→ **Exercise directions**: Write out all the data again, exactly as it stands.

──────── Supplied material ────────

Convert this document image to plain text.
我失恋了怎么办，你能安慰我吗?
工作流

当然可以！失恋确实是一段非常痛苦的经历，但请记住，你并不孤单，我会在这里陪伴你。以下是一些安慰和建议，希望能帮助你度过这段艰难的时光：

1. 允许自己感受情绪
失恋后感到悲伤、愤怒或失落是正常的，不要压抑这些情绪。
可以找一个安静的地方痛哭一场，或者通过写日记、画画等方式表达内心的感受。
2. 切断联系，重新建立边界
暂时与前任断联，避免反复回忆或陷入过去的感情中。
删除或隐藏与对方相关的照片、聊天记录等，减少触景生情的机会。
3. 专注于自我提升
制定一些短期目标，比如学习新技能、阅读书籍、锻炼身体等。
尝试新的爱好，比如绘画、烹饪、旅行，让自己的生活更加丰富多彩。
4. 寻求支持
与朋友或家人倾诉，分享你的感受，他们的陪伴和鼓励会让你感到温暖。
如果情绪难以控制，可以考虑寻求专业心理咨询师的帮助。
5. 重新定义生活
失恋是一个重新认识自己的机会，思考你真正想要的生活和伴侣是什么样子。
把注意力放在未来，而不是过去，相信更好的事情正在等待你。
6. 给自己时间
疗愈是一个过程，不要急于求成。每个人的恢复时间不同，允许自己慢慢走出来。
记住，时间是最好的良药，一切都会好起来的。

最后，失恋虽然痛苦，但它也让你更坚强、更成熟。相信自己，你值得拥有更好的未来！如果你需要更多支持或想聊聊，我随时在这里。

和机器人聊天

────────

→ **Answer to the exercise**:
Convert this document image to plain text.
我失恋了怎么办，你能安慰我吗?
工作流

当然可以！失恋确实是一段非常痛苦的经历，但请记住，你并不孤单，我会在这里陪伴你。以下是一些安慰和建议，希望能帮助你度过这段艰难的时光：

1. 允许自己感受情绪
失恋后感到悲伤、愤怒或失落是正常的，不要压抑这些情绪。
可以找一个安静的地方痛哭一场，或者通过写日记、画画等方式表达内心的感受。
2. 切断联系，重新建立边界
暂时与前任断联，避免反复回忆或陷入过去的感情中。
删除或隐藏与对方相关的照片、聊天记录等，减少触景生情的机会。
3. 专注于自我提升
制定一些短期目标，比如学习新技能、阅读书籍、锻炼身体等。
尝试新的爱好，比如绘画、烹饪、旅行，让自己的生活更加丰富多彩。
4. 寻求支持
与朋友或家人倾诉，分享你的感受，他们的陪伴和鼓励会让你感到温暖。
如果情绪难以控制，可以考虑寻求专业心理咨询师的帮助。
5. 重新定义生活
失恋是一个重新认识自己的机会，思考你真正想要的生活和伴侣是什么样子。
把注意力放在未来，而不是过去，相信更好的事情正在等待你。
6. 给自己时间
疗愈是一个过程，不要急于求成。每个人的恢复时间不同，允许自己慢慢走出来。
记住，时间是最好的良药，一切都会好起来的。

最后，失恋虽然痛苦，但它也让你更坚强、更成熟。相信自己，你值得拥有更好的未来！如果你需要更多支持或想聊聊，我随时在这里。

和机器人聊天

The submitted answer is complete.